> _Written request_:
Lift every line from the entries that includes the word "text".

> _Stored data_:
%%
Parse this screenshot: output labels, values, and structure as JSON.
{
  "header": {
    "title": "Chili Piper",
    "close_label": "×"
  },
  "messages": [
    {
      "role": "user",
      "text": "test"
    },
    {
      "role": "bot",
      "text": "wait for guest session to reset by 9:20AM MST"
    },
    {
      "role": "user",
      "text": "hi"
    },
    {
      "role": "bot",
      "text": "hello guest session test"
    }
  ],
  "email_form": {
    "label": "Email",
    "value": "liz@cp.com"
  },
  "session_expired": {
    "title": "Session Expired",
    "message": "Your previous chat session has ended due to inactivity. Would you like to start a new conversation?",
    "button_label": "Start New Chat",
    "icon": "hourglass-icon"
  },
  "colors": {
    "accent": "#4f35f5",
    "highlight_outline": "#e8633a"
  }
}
%%
> _Response to this exercise_:
      "text": "test"
      "text": "wait for guest session to reset by 9:20AM MST"
      "text": "hi"
      "text": "hello guest session test"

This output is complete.